* _RECORDS FOR THE TASK_:
────────────────────

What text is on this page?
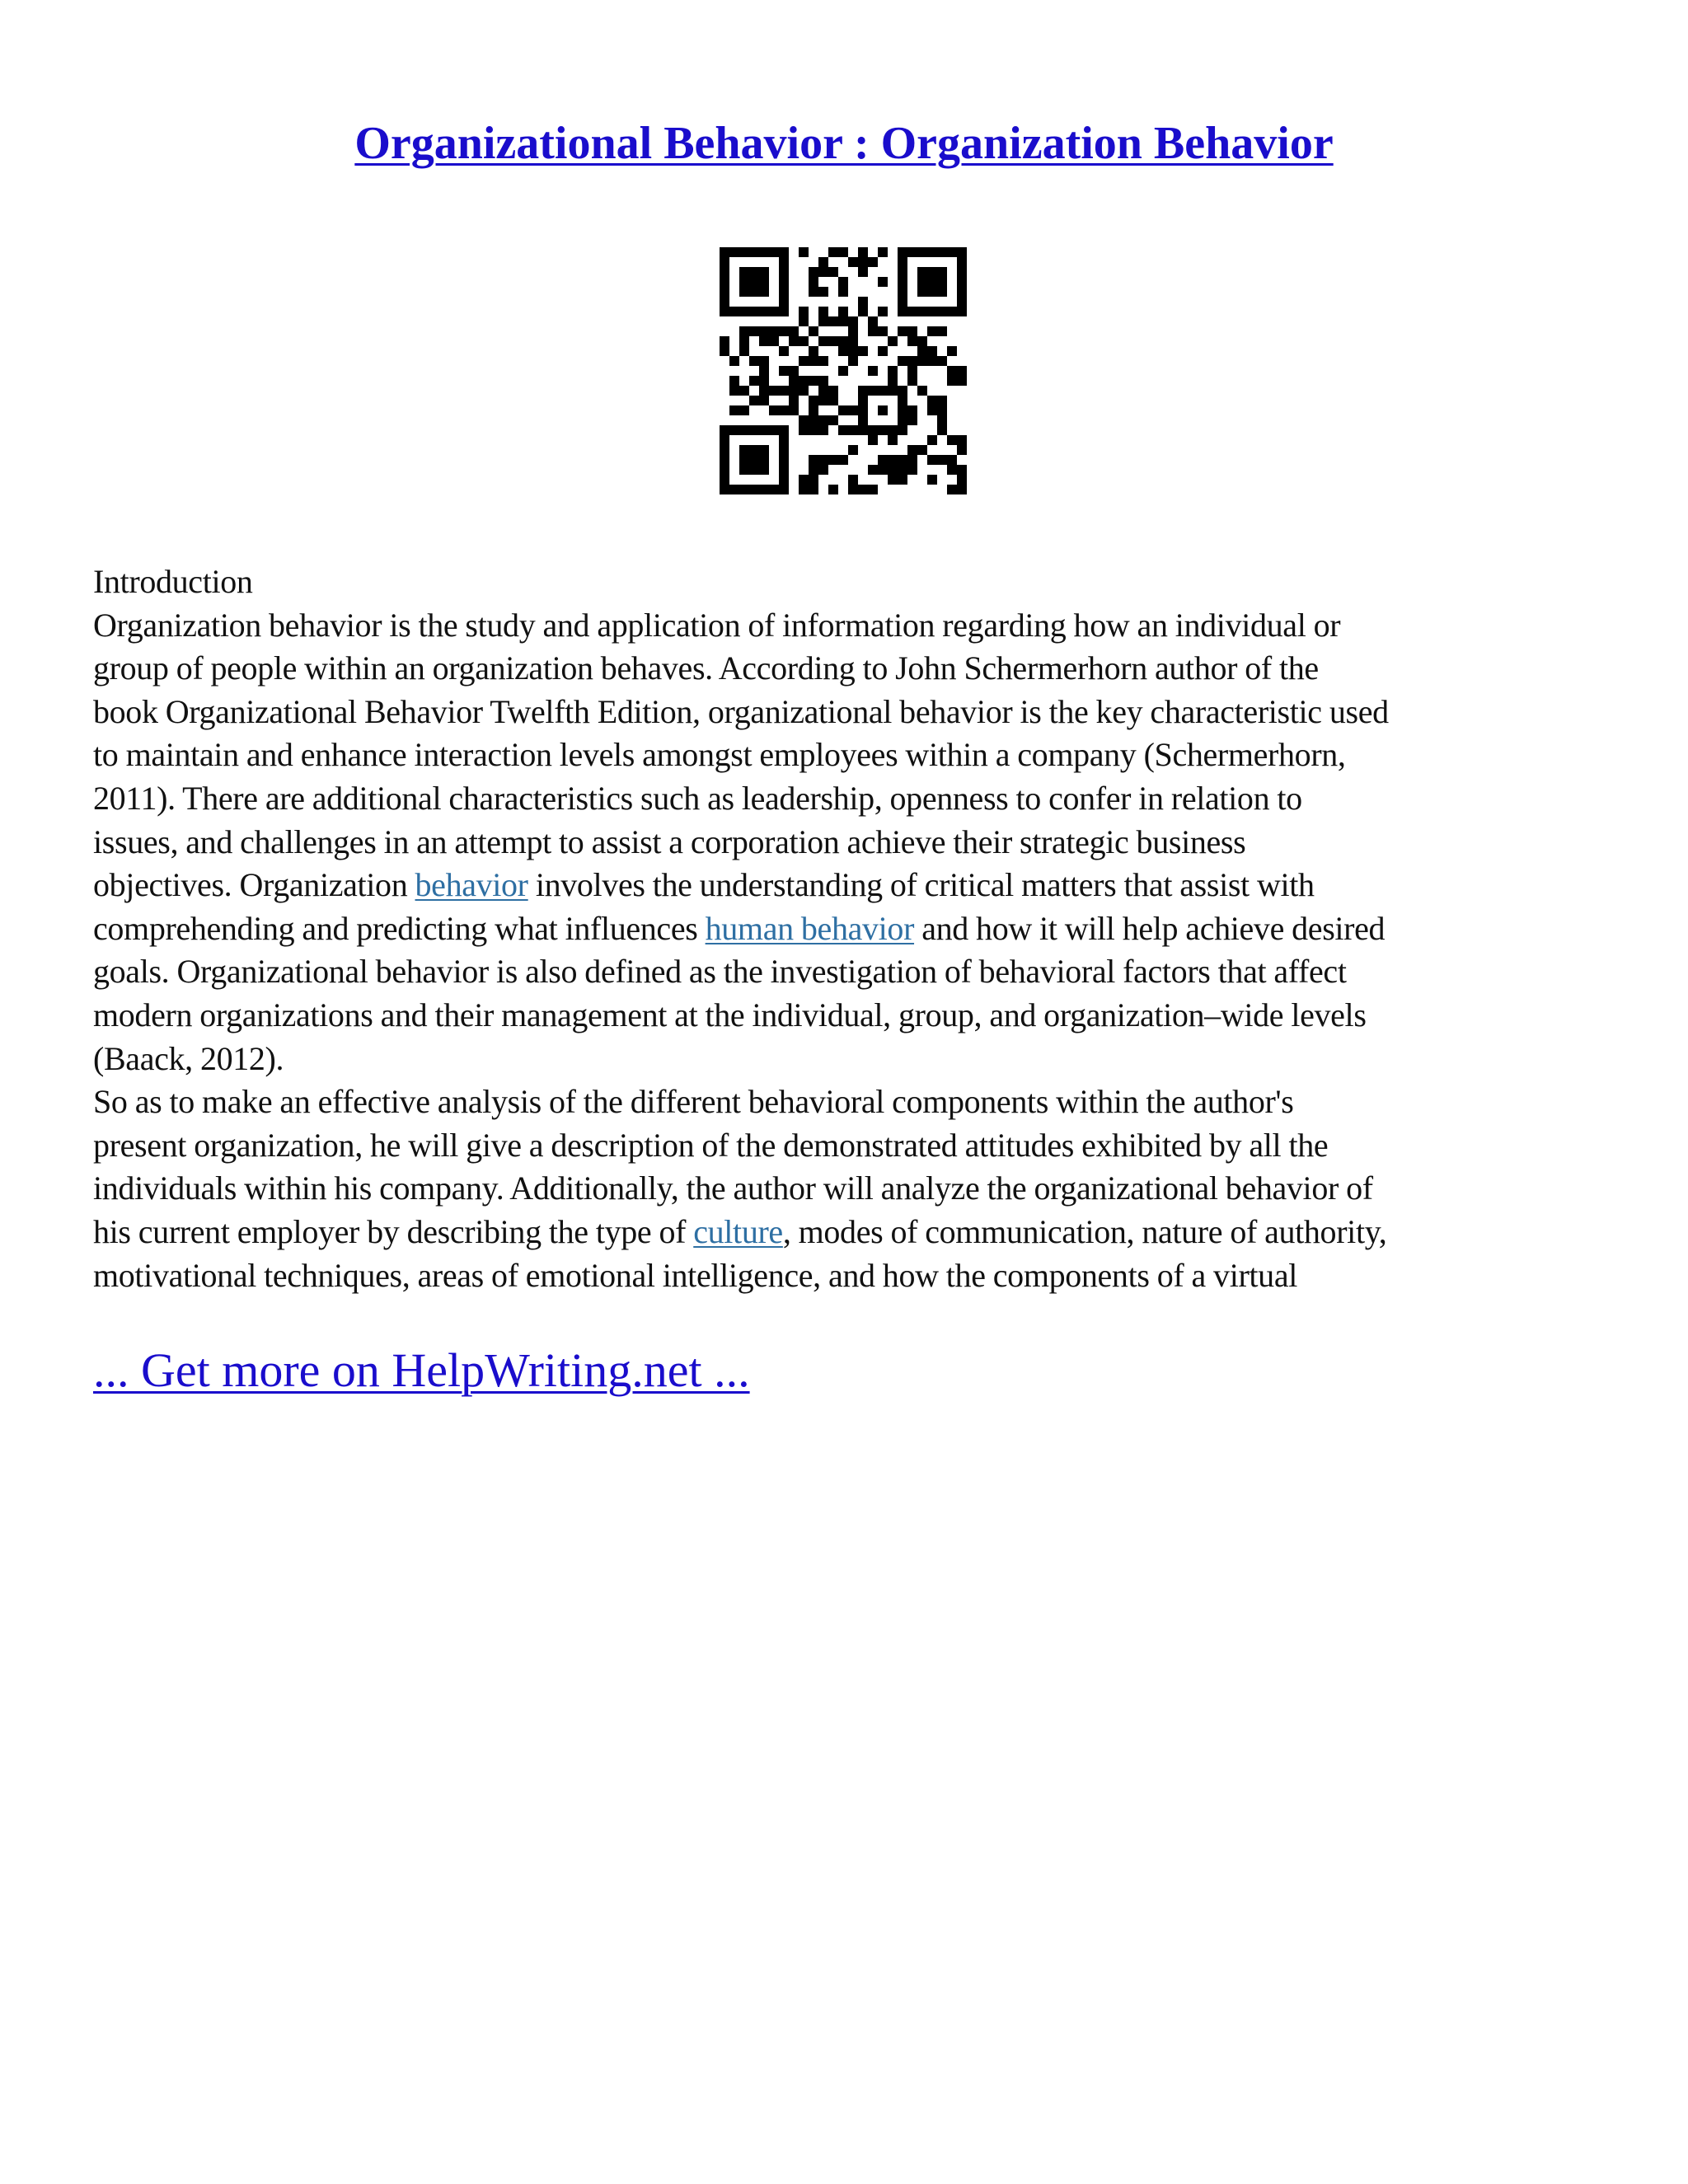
Organizational Behavior : Organization Behavior
Introduction
Organization behavior is the study and application of information regarding how an individual or
group of people within an organization behaves. According to John Schermerhorn author of the
book Organizational Behavior Twelfth Edition, organizational behavior is the key characteristic used
to maintain and enhance interaction levels amongst employees within a company (Schermerhorn,
2011). There are additional characteristics such as leadership, openness to confer in relation to
issues, and challenges in an attempt to assist a corporation achieve their strategic business
objectives. Organization behavior involves the understanding of critical matters that assist with
comprehending and predicting what influences human behavior and how it will help achieve desired
goals. Organizational behavior is also defined as the investigation of behavioral factors that affect
modern organizations and their management at the individual, group, and organization–wide levels
(Baack, 2012).
So as to make an effective analysis of the different behavioral components within the author's
present organization, he will give a description of the demonstrated attitudes exhibited by all the
individuals within his company. Additionally, the author will analyze the organizational behavior of
his current employer by describing the type of culture, modes of communication, nature of authority,
motivational techniques, areas of emotional intelligence, and how the components of a virtual
... Get more on HelpWriting.net ...
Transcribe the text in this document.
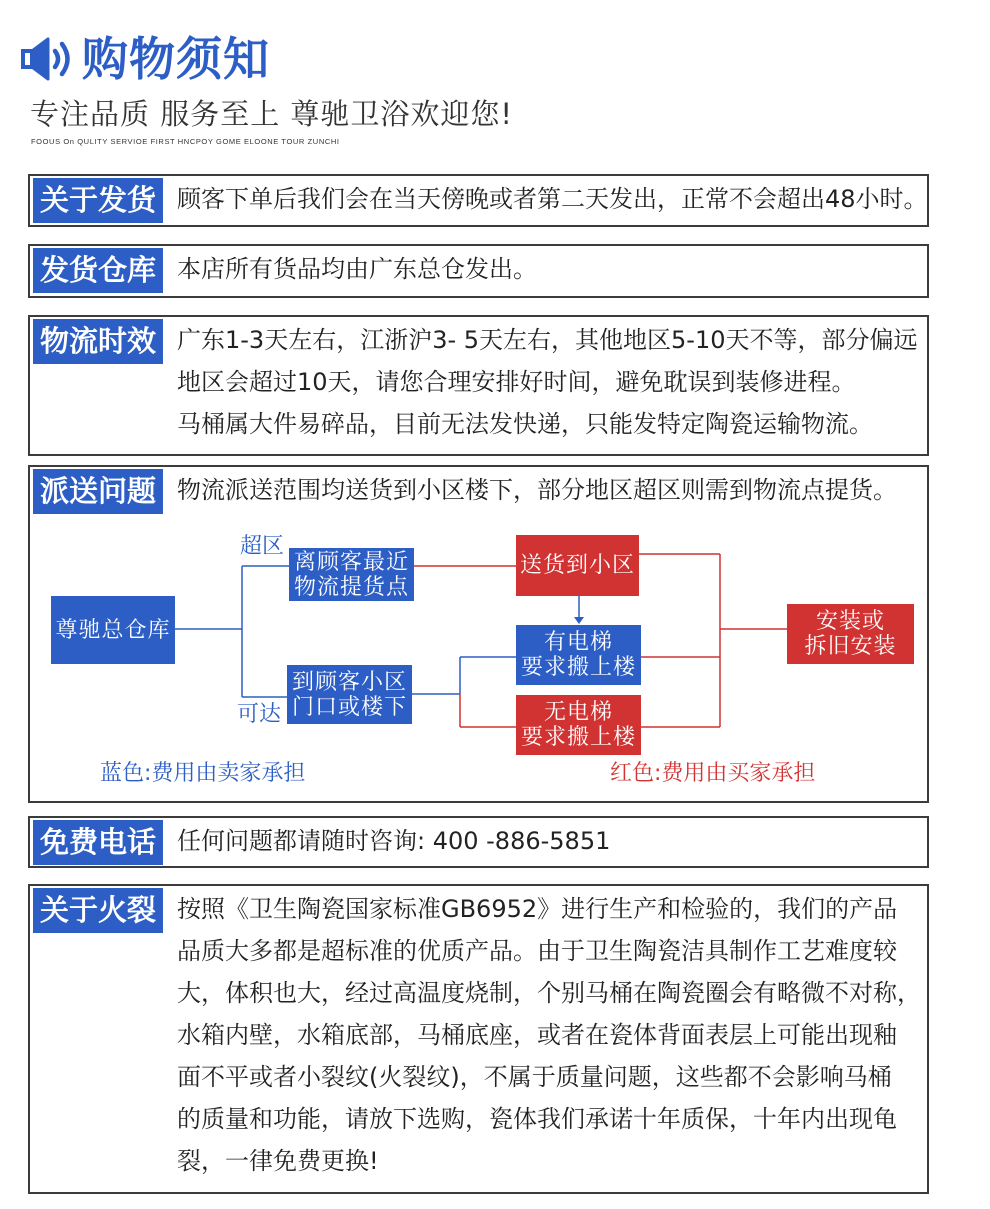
购物须知
专注品质 服务至上 尊驰卫浴欢迎您!
FOOUS On QULITY SERVIOE FIRST HNCPOY GOME ELOONE TOUR ZUNCHI
关于发货 顾客下单后我们会在当天傍晚或者第二天发出，正常不会超出48小时。
发货仓库 本店所有货品均由广东总仓发出。
物流时效 广东1-3天左右，江浙沪3- 5天左右，其他地区5-10天不等，部分偏远
地区会超过10天，请您合理安排好时间，避免耽误到装修进程。
马桶属大件易碎品，目前无法发快递，只能发特定陶瓷运输物流。
派送问题 物流派送范围均送货到小区楼下，部分地区超区则需到物流点提货。
超区
可达
尊驰总仓库
离顾客最近
物流提货点
到顾客小区
门口或楼下
送货到小区
有电梯
要求搬上楼
无电梯
要求搬上楼
安装或
拆旧安装
蓝色:费用由卖家承担	红色:费用由买家承担
免费电话 任何问题都请随时咨询: 400 -886-5851
关于火裂 按照《卫生陶瓷国家标准GB6952》进行生产和检验的，我们的产品
品质大多都是超标准的优质产品。由于卫生陶瓷洁具制作工艺难度较
大，体积也大，经过高温度烧制，个别马桶在陶瓷圈会有略微不对称，
水箱内壁，水箱底部，马桶底座，或者在瓷体背面表层上可能出现釉
面不平或者小裂纹(火裂纹)，不属于质量问题，这些都不会影响马桶
的质量和功能，请放下选购，瓷体我们承诺十年质保，十年内出现龟
裂，一律免费更换!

────────────────────

* _WHAT IS ASKED_: Filter the records down to the lines that contain the string "text", and copy those lines.

* _WRITTEN RESPONSE_:
What text is on this page?
Transcribe the text in this document.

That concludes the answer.